### Task directions
Find the lines holding "ΒΙΒΛΙΟ" and copy them.

### Recorded data
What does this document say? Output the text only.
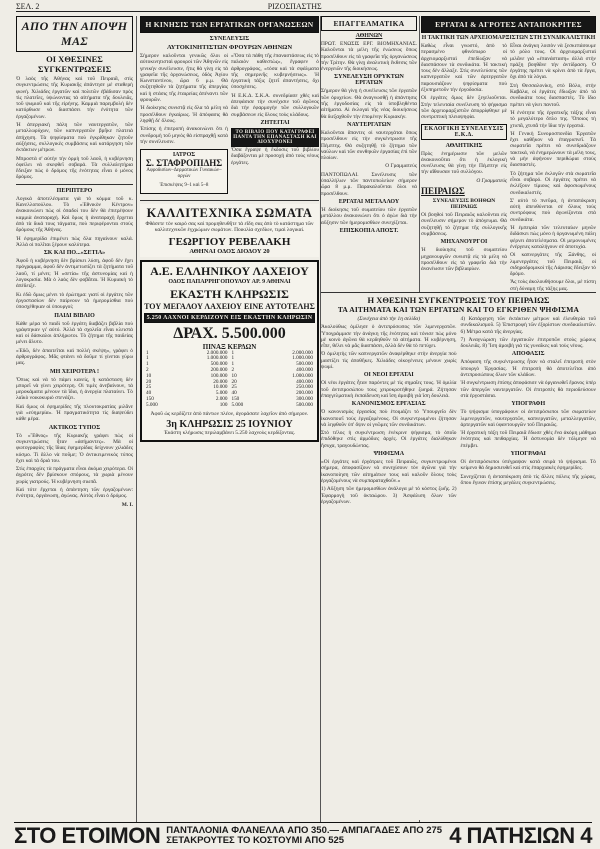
ΣΕΛ. 2	ΡΙΖΟΣΠΑΣΤΗΣ
ΑΠΟ ΤΗΝ ΑΠΟΨΗ ΜΑΣ
ΟΙ ΧΘΕΣΙΝΕΣ ΣΥΓΚΕΝΤΡΩΣΕΙΣ
Ὁ λαὸς τῆς Ἀθήνας καὶ τοῦ Πειραιᾶ, στὶς συγκεντρώσεις τῆς Κυριακῆς ἀπάντησε μὲ σταθερὴ φωνή. Χιλιάδες ἐργατῶν καὶ πολιτῶν ἐβάδισαν πρὸς τὶς πλατεῖες, ὑψώνοντας τὰ αἰτήματα τῆς δουλειᾶς, τοῦ ψωμιοῦ καὶ τῆς εἰρήνης. Καμμιὰ παρεμβολὴ δὲν κατόρθωσε νὰ διασπάσει τὴν ἑνότητα τῶν ἐργαζομένων.
Ἡ ἀπεργιακὴ πάλη τῶν ναυτεργατῶν, τῶν μεταλλωρύχων, τῶν καπνεργατῶν βρῆκε πλατειὰ ἀπήχηση. Τὰ ψηφίσματα ποὺ ἐγκρίθηκαν ζητοῦν αὐξήσεις, συλλογικὲς συμβάσεις καὶ κατάργηση τῶν ἐκτάκτων μέτρων.
Μπροστὰ σ' αὐτὴν τὴν ὁρμὴ τοῦ λαοῦ, ἡ κυβέρνηση ὀφείλει νὰ σκεφθεῖ σοβαρά. Τὰ συλλαλητήρια ἔδειξαν πὼς ὁ δρόμος τῆς ἑνότητας εἶναι ὁ μόνος δρόμος.
ΠΕΡΙΠΤΕΡΟ
Λογικὰ ἀποτελέσματα γιὰ τὸ κόμμα τοῦ κ. Κανελλοπούλου. Τὸ «Ἐθνικὸν Κέντρον» ἀνακοινώνει πὼς οἱ ὀπαδοί του δὲν θὰ ἐπιτρέψουν καμμιὰ ἀναταραχή. Καὶ ὅμως ἡ ἀναταραχὴ ἔρχεται ἀπὸ τὰ δικά τους τάγματα, ποὺ περιφέρονται στοὺς δρόμους τῆς Ἀθήνας.
Ἡ ἐφημερίδα ἐπιμένει πὼς ὅλα πηγαίνουν καλά. Ἀλλὰ οἱ πολῖται ξέρουν καλύτερα.
ΣΚ ΚΑΙ ΠΟ...«ΣΕΤΙΑ»
Ἀφοῦ ἡ κυβέρνηση δὲν βρίσκει λύση, ἀφοῦ δὲν ἔχει πρόγραμμα, ἀφοῦ δὲν ἀντιμετωπίζει τὰ ζητήματα τοῦ λαοῦ, τί μένει; Ἡ «σετία» τῆς ἀστυνομίας καὶ ἡ λογοκρισία. Μὰ ὁ λαὸς δὲν φοβᾶται. Ἡ Κυριακὴ τὸ ἀπέδειξε.
Κι ἐδῶ ὅμως μένει τὸ ἐρώτημα: γιατί οἱ ἐργάτες τῶν ἐργοστασίων δὲν παίρνουν τὰ ἡμερομίσθια ποὺ ὑποσχέθηκαν οἱ ὑπουργοί;
ΠΑΙΔΙ ΒΙΒΛΙΟ
Κάθε μέρα τὸ παιδὶ τοῦ ἐργάτη διαβάζει βιβλία ποὺ γράφτηκαν γι' αὐτό. Ἀλλὰ τὰ σχολεῖα εἶναι κλειστὰ καὶ οἱ δάσκαλοι ἀπλήρωτοι. Τὸ ζήτημα τῆς παιδείας μένει ἄλυτο.
«Ἐδῶ, δὲν ἀπαιτεῖται καὶ πολλὴ σκέψη», γράφει ὁ ἀρθρογράφος. Μᾶς φτάνει νὰ δοῦμε τί γίνεται γύρω μας.
ΜΗ ΧΕΙΡΟΤΕΡΑ !
Ὅπως καὶ νὰ τὸ πάρει κανείς, ἡ κατάσταση δὲν μπορεῖ νὰ γίνει χειρότερη. Οἱ τιμὲς ἀνεβαίνουν, τὰ μεροκάματα μένουν τὰ ἴδια, ἡ ἀνεργία πλαταίνει. Τὸ λαϊκὸ νοικοκυριὸ στενάζει.
Καὶ ὅμως οἱ ἐφημερίδες τῆς πλουτοκρατίας μιλᾶνε γιὰ «εὐημερία». Ἡ πραγματικότητα τὶς διαψεύδει κάθε μέρα.
ΑΚΤΙΚΟΣ ΤΥΠΟΣ
Τὸ «Ἔθνος» τῆς Κυριακῆς γράφει πὼς οἱ συγκεντρώσεις ἦταν «ἀσήμαντες». Μὰ οἱ φωτογραφίες τῆς ἴδιας ἐφημερίδας δείχνουν χιλιάδες κόσμο. Τί ἄλλο νὰ ποῦμε; Ὁ ἀντικειμενικὸς τύπος ἔχει καὶ τὰ ὅριά του.
Στὶς ἐπαρχίες τὰ πράγματα εἶναι ἀκόμα χειρότερα. Οἱ ἀγρότες δὲν βρίσκουν σπόρους, τὰ χωριὰ μένουν χωρὶς γιατρούς. Ἡ κυβέρνηση σιωπᾶ.
Καὶ τότε ἔρχεται ἡ ἀπάντηση τῶν ἐργαζομένων: ἑνότητα, ὀργάνωση, ἀγώνας. Αὐτὸς εἶναι ὁ δρόμος.
Μ. Ι.
Η ΚΙΝΗΣΙΣ ΤΩΝ ΕΡΓΑΤΙΚΩΝ ΟΡΓΑΝΩΣΕΩΝ
ΣΥΝΕΛΕΥΣΙΣ
ΑΥΤΟΚΙΝΗΤΙΣΤΩΝ ΦΡΟΥΡΩΝ ΑΘΗΝΩΝ
Σήμερον καλοῦνται γενικῶς ὅλοι οἱ αὐτοκινητισταὶ φρουροὶ τῶν Ἀθηνῶν εἰς γενικὴν συνέλευσιν, ἥτις θὰ γίνῃ εἰς τὰ γραφεῖα τῆς ὀργανώσεως, ὁδὸς Ἀγίου Κωνσταντίνου, ὥρα 6 μ.μ. Θὰ συζητηθοῦν τὰ ζητήματα τῆς ἀπεργίας καὶ ἡ στάσις τῆς ἑταιρείας ἀπέναντι τῶν φρουρῶν.
Ἡ διοίκησις συνιστᾷ εἰς ὅλα τὰ μέλη νὰ προσέλθουν ἐγκαίρως. Ἡ ἀπόφασις θὰ ληφθῇ δι' ὅλους.
Ἐπίσης ἡ ἐπιτροπὴ ἀνακοινώνει ὅτι ἡ συνδρομὴ τοῦ μηνὸς θὰ εἰσπραχθῇ κατὰ τὴν συνέλευσιν.
ΙΑΤΡΟΣ
Σ. ΣΤΑΦΡΟΠΙΔΗΣ
Αφροδισίων–Δερματικών Γυναικών–οργών
Ἐπισκέψεις 9–1 καὶ 5–8
«Ὅσα τὰ πάθη τῆς ἐπαναστάσεως εἰς τὸ παλαιὸν καθεστὼς», ἔγραφεν ὁ ἀρθρογράφος, «τόσα καὶ τὰ σφάλματα τῆς σημερινῆς κυβερνήσεως». Ἡ ἐργατικὴ τάξις ζητεῖ ἀπαντήσεις, ὄχι ὑποσχέσεις.
Ἡ Ε.Κ.Δ. Σ.Κ.Α. συνεδρίασε χθὲς καὶ ἀπεφάσισε τὴν συνέχισιν τοῦ ἀγῶνος διὰ τὴν ἐφαρμογὴν τῶν συλλογικῶν συμβάσεων εἰς ὅλους τοὺς κλάδους.
ΖΗΤΕΙΤΑΙ
ΤΟ ΒΙΒΛΙΟ ΠΟΥ ΚΑΤΑΓΡΑΦΕΙ ΠΑΝΤΑ ΤΗΝ ΕΠΑΝΑΣΤΑΣΗ ΚΑΙ ΔΙΟΧΥΡΟΝΕΙ
Ὅσα ἔγραψε ἡ ἔκδοσις τοῦ βιβλίου διαβάζονται μὲ προσοχή ἀπὸ τοὺς νέους ἐργάτες.
ΚΑΛΛΙΤΕΧΝΙΚΑ ΣΩΜΑΤΑ
Φθάσετε τὸν καιρὸ σας καὶ προμηθευθῆτε τὰ εἴδη σας ἀπὸ τὸ κατάστημα τῶν καλλιτεχνικῶν ἐγχρώμων σωμάτων. Ποικιλία σχεδίων, τιμαὶ λογικαί.
ΓΕΩΡΓΙΟΥ ΡΕΒΕΛΑΚΗ
ΑΘΗΝΑΙ ΟΔΟΣ ΔΙΟΔΟΥ 20
Α.Ε. ΕΛΛΗΝΙΚΟΥ ΛΑΧΕΙΟΥ
ΟΔΟΣ ΠΑΠΑΡΡΗΓΟΠΟΥΛΟΥ ΑΡ. 9 ΑΘΗΝΑΙ
ΕΚΑΣΤΗ ΚΛΗΡΩΣΙΣ
ΤΟΥ ΜΕΓΑΛΟΥ ΛΑΧΕΙΟΥ ΕΙΝΕ ΑΥΤΟΤΕΛΗΣ
5.250 ΛΑΧΝΟΙ ΚΕΡΔΙΖΟΥΝ ΕΙΣ ΕΚΑΣΤΗΝ ΚΛΗΡΩΣΙΝ
ΔΡΑΧ. 5.500.000
ΠΙΝΑΞ ΚΕΡΔΩΝ
1	2.000.000	1	2.000.000
1	1.000.000	1	1.000.000
1	500.000	1	500.000
2	200.000	2	400.000
10	100.000	10	1.000.000
20	20.000	20	400.000
25	10.000	25	250.000
40	5.000	40	200.000
150	2.000	150	300.000
5.000	100	5.000	500.000
Ἀφοῦ ὡς κερδίζετε ἀπὸ πάντων πλέον, ἀγοράσατε λαχεῖον ἀπὸ σήμερον.
3η ΚΛΗΡΩΣΙΣ 25 ΙΟΥΝΙΟΥ
Ἐκάστη κλήρωσις περιλαμβάνει 5.250 λαχνοὺς κερδίζοντας.
ΕΠΑΓΓΕΛΜΑΤΙΚΑ
ΑΘΗΝΩΝ
ΠΡΩΤ. ΕΝΩΣΙΣ ΕΡΓ. ΒΙΟΜΗΧΑΝΙΑΣ. Καλοῦνται τὰ μέλη τῆς ἑνώσεως ὅπως προσέλθουν εἰς τὰ γραφεῖα τῆς ὀργανώσεως τὴν Τρίτην. Θὰ γίνῃ ἀναλυτικὴ ἔκθεσις τῶν ἐνεργειῶν τῆς διοικήσεως.
ΣΥΝΕΛΕΥΣΗ ΟΡΥΚΤΩΝ ΕΡΓΑΤΩΝ
Σήμερον θὰ γίνῃ ἡ συνέλευσις τῶν ἐργατῶν τῶν ὀρυχείων. Θὰ ἀναγνωσθῇ ἡ ἀπάντησις τῆς ἐργοδοσίας εἰς τὰ ὑποβληθέντα αἰτήματα. Αἱ ἐκλογαὶ τῆς νέας διοικήσεως θὰ διεξαχθοῦν τὴν ἑπομένην Κυριακήν.
ΝΑΥΤΕΡΓΑΤΩΝ
Καλοῦνται ἅπαντες οἱ ναυτεργάται ὅπως προσέλθουν εἰς τὴν συγκέντρωσιν τῆς Πέμπτης. Θὰ συζητηθῇ τὸ ζήτημα τῶν ναύλων καὶ τῶν συνθηκῶν ἐργασίας ἐπὶ τῶν πλοίων.
Ο Γραμματεύς
ΠΑΝΤΟΠΩΛΑΙ. Συνέλευσις τῶν ὑπαλλήλων τῶν παντοπωλείων σήμερον ὥρα 8 μ.μ. Παρακαλοῦνται ὅλοι νὰ προσέλθουν.
ΕΡΓΑΤΑΙ ΜΕΤΑΛΛΟΥ
Ἡ διοίκησις τοῦ σωματείου τῶν ἐργατῶν μετάλλου ἀνακοινώνει ὅτι ὁ ἀγὼν διὰ τὴν αὔξησιν τῶν ἡμερομισθίων συνεχίζεται.
ΕΠΙΣΚΟΠΙΑ ΑΠΟΣΤ.
ΕΡΓΑΤΑΙ & ΑΓΡΟΤΕΣ ΑΝΤΑΠΟΚΡΙΤΕΣ
Η ΤΑΚΤΙΚΗ ΤΩΝ ΑΡΧΕΙΟΜΑΡΞΙΣΤΩΝ ΣΤΗ ΣΥΝΔΙΚΑΛΙΣΤΙΚΗ
Καθὼς εἶναι γνωστό, ἀπὸ τὸ περασμένο φθινόπωρο οἱ ἀρχειομαρξισταὶ ἐπεδίωξαν νὰ διασπάσουν τὰ συνδικάτα. Ἡ τακτική τους δὲν ἄλλαξε. Στὶς συνελεύσεις τῶν καπνεργατῶν καὶ τῶν ἀρτεργατῶν παρουσιάζουν ψηφίσματα ποὺ ἐξυπηρετοῦν τὴν ἐργοδοσία.
Οἱ ἐργάτες ὅμως δὲν ξεγελιοῦνται. Στὴν τελευταία συνέλευση τὸ ψήφισμα τῶν ἀρχειομαρξιστῶν ἀπορρίφθηκε μὲ συντριπτικὴ πλειοψηφία.
ΕΚΛΟΓΙΚΗ ΣΥΝΕΛΕΥΣΙΣ Ε.Κ.Δ.
ΑΘΛΗΤΙΚΗΣ
Πρὸς ἐνημέρωσιν τῶν μελῶν ἀνακοινοῦται ὅτι ἡ ἐκλογικὴ συνέλευσις θὰ γίνῃ τὴν Πέμπτην εἰς τὴν αἴθουσαν τοῦ συλλόγου.
Ο Γραμματεύς
ΠΕΙΡΑΙΩΣ
ΣΥΝΕΛΕΥΣΙΣ ΒΟΗΘΩΝ ΠΕΙΡΑΙΩΣ
Οἱ βοηθοὶ τοῦ Πειραιῶς καλοῦνται εἰς συνέλευσιν σήμερον τὸ ἀπόγευμα. Θὰ συζητηθῇ τὸ ζήτημα τῆς συλλογικῆς συμβάσεως.
ΜΗΧΑΝΟΥΡΓΟΙ
Ἡ διοίκησις τοῦ σωματείου μηχανουργῶν συνιστᾷ εἰς τὰ μέλη νὰ προσέλθουν εἰς τὰ γραφεῖα διὰ τὴν ἀνανέωσιν τῶν βιβλιαρίων.
Εἶναι ἀνάγκη λοιπὸν νὰ ξεσκεπάσουμε τὸ ρόλο τους. Οἱ ἀρχειομαρξισταὶ μιλᾶνε γιὰ «ἐπανάσταση» ἀλλὰ στὴν πράξη βοηθᾶνε τὴν ἀντίδραση. Ὁ ἐργάτης πρέπει νὰ κρίνει ἀπὸ τὰ ἔργα, ὄχι ἀπὸ τὰ λόγια.
Στὴ Θεσσαλονίκη, στὸ Βόλο, στὴν Καβάλα, οἱ ἐργάτες ἔδιωξαν ἀπὸ τὰ συνδικάτα τους διασπαστές. Τὸ ἴδιο πρέπει νὰ γίνει παντοῦ.
Ἡ ἑνότητα τῆς ἐργατικῆς τάξης εἶναι τὸ μεγαλύτερο ὅπλο της. Ὅποιος τὴ χτυπᾶ, χτυπᾶ τὴν ἴδια τὴν ἐργατιά.
Ἡ Γενικὴ Συνομοσπονδία Ἐργατῶν ἔχει καθῆκον νὰ ἐπαγρυπνεῖ. Τὰ σωματεῖα πρέπει νὰ συνεδριάζουν τακτικά, νὰ ἐνημερώνουν τὰ μέλη τους, νὰ μὴν ἀφήνουν περιθώρια στοὺς διασπαστές.
Τὸ ζήτημα τῶν ἐκλογῶν στὰ σωματεῖα εἶναι σοβαρό. Οἱ ἐργάτες πρέπει νὰ ἐκλέξουν τίμιους καὶ ἀφοσιωμένους συνδικαλιστές.
Σ' αὐτὸ τὸ πνεῦμα, ἡ ἀνταπόκριση αὐτὴ ἀπευθύνεται σὲ ὅλους τοὺς συντρόφους ποὺ ἀγωνίζονται στὰ συνδικάτα.
Ἡ ἐμπειρία τῶν τελευταίων μηνῶν διδάσκει πὼς μόνο ἡ ὀργανωμένη πάλη φέρνει ἀποτελέσματα. Οἱ μεμονωμένες ἐνέργειες καταλήγουν σὲ ἀποτυχία.
Οἱ καπνεργάτες τῆς Ξάνθης, οἱ λιμενεργάτες τοῦ Πειραιᾶ, οἱ σιδηροδρομικοὶ τῆς Λάρισας ἔδειξαν τὸ δρόμο.
Ἂς τοὺς ἀκολουθήσουμε ὅλοι, μὲ πίστη στὴ δύναμη τῆς τάξης μας.
Η ΧΘΕΣΙΝΗ ΣΥΓΚΕΝΤΡΩΣΙΣ ΤΟΥ ΠΕΙΡΑΙΩΣ
ΤΑ ΑΙΤΗΜΑΤΑ ΚΑΙ ΤΩΝ ΕΡΓΑΤΩΝ ΚΑΙ ΤΟ ΕΓΚΡΙΘΕΝ ΨΗΦΙΣΜΑ
(Συνέχεια ἀπὸ τὴν 1η σελίδα)
Ἀκολούθως ὁμίλησε ὁ ἀντιπρόσωπος τῶν λιμενεργατῶν. Ὑπογράμμισε τὴν ἀνάγκη τῆς ἑνότητας καὶ τόνισε πὼς μόνο μὲ κοινὸ ἀγῶνα θὰ κερδηθοῦν τὰ αἰτήματα. Ἡ κυβέρνηση, εἶπε, θέλει νὰ μᾶς διασπάσει, ἀλλὰ δὲν θὰ τὸ πετύχει.
Ὁ ὁμιλητὴς τῶν καπνεργατῶν ἀναφέρθηκε στὴν ἀνεργία ποὺ μαστίζει τὶς ἀποθῆκες. Χιλιάδες οἰκογένειες μένουν χωρὶς ψωμί.
ΟΙ ΝΕΟΙ ΕΡΓΑΤΑΙ
Οἱ νέοι ἐργάτες ἦταν παρόντες μὲ τὶς σημαῖες τους. Ἡ ὁμιλία τοῦ ἀντιπροσώπου τους χειροκροτήθηκε ζωηρά. Ζήτησαν ἐπαγγελματικὴ ἐκπαίδευση καὶ ἴση ἀμοιβὴ γιὰ ἴση δουλειά.
ΚΑΝΟΝΙΣΜΟΣ ΕΡΓΑΣΙΑΣ
Ὁ κανονισμὸς ἐργασίας ποὺ ἑτοιμάζει τὸ Ὑπουργεῖο δὲν ἱκανοποιεῖ τοὺς ἐργαζομένους. Οἱ συγκεντρωμένοι ζήτησαν νὰ ληφθοῦν ὑπ' ὄψιν οἱ γνῶμες τῶν συνδικάτων.
Στὸ τέλος ἡ συγκέντρωση ἐνέκρινε ψήφισμα, τὸ ὁποῖο ἐπιδόθηκε στὶς ἀρμόδιες ἀρχές. Οἱ ἐργάτες διαλύθηκαν ἥσυχα, τραγουδώντας.
ΨΗΦΙΣΜΑ
«Οἱ ἐργάτες καὶ ἐργάτριες τοῦ Πειραιῶς, συγκεντρωμένοι σήμερα, ἀποφασίζουν νὰ συνεχίσουν τὸν ἀγῶνα γιὰ τὴν ἱκανοποίηση τῶν αἰτημάτων τους καὶ καλοῦν ὅλους τοὺς ἐργαζομένους νὰ συμπαραταχθοῦν.»
1) Αὔξηση τῶν ἡμερομισθίων ἀνάλογα μὲ τὸ κόστος ζωῆς. 2) Ἐφαρμογὴ τοῦ ὀκταώρου. 3) Ἀσφάλιση ὅλων τῶν ἐργαζομένων.
4) Κατάργηση τῶν ἐκτάκτων μέτρων καὶ ἐλευθερία τοῦ συνδικαλισμοῦ. 5) Ἐπιστροφὴ τῶν ἐξορίστων συνδικαλιστῶν. 6) Μέτρα κατὰ τῆς ἀνεργίας.
7) Ἀναγνώριση τῶν ἐργατικῶν ἐπιτροπῶν στοὺς χώρους δουλειᾶς. 8) Ἴση ἀμοιβὴ γιὰ τὶς γυναῖκες καὶ τοὺς νέους.
ΑΠΟΦΑΣΙΣ
Ἀπόφαση τῆς συγκέντρωσης ἦταν νὰ σταλεῖ ἐπιτροπὴ στὸν ὑπουργὸ Ἐργασίας. Ἡ ἐπιτροπὴ θὰ ἀποτελεῖται ἀπὸ ἀντιπροσώπους ὅλων τῶν κλάδων.
Ἡ συγκέντρωση ἐπίσης ἀποφάσισε νὰ ὀργανωθεῖ ἔρανος ὑπὲρ τῶν ἀπεργῶν ναυτεργατῶν. Οἱ ἐπιτροπὲς θὰ περιοδεύσουν στὰ ἐργοστάσια.
ΥΠΟΓΡΑΦΗ
Τὸ ψήφισμα ὑπογράφουν οἱ ἀντιπρόσωποι τῶν σωματείων λιμενεργατῶν, ναυτεργατῶν, καπνεργατῶν, μεταλλεργατῶν, ἀρτεργατῶν καὶ ὑφαντουργῶν τοῦ Πειραιῶς.
Ἡ ἐργατικὴ τάξη τοῦ Πειραιᾶ ἔδωσε χθὲς ἕνα ἀκόμη μάθημα ἑνότητας καὶ πειθαρχίας. Ἡ ἀστυνομία δὲν τόλμησε νὰ ἐπέμβει.
ΥΠΟΓΡΑΦΑΙ
Οἱ ἀντιπρόσωποι ὑπέγραψαν κατὰ σειρὰ τὸ ψήφισμα. Τὸ κείμενο θὰ δημοσιευθεῖ καὶ στὶς ἐπαρχιακὲς ἐφημερίδες.
Συνεχίζεται ἡ ἀνταπόκριση ἀπὸ τὶς ἄλλες πόλεις τῆς χώρας, ὅπου ἔγιναν ἐπίσης μεγάλες συγκεντρώσεις.
ΣΤΟ ΕΤΟΙΜΟΝ ΠΑΝΤΑΛΟΝΙΑ ΦΛΑΝΕΛΛΑ ΑΠΟ 350.— ΑΜΠΑΓΑΔΕΣ ΑΠΟ 275
ΣΕΤΑΚΡΟΥΤΕΣ ΤΟ ΚΟΣΤΟΥΜΙ ΑΠΟ 525	4 ΠΑΤΗΣΙΩΝ 4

### Answer below
ΠΑΙΔΙ ΒΙΒΛΙΟ
ΤΟ ΒΙΒΛΙΟ ΠΟΥ ΚΑΤΑΓΡΑΦΕΙ ΠΑΝΤΑ ΤΗΝ ΕΠΑΝΑΣΤΑΣΗ ΚΑΙ ΔΙΟΧΥΡΟΝΕΙ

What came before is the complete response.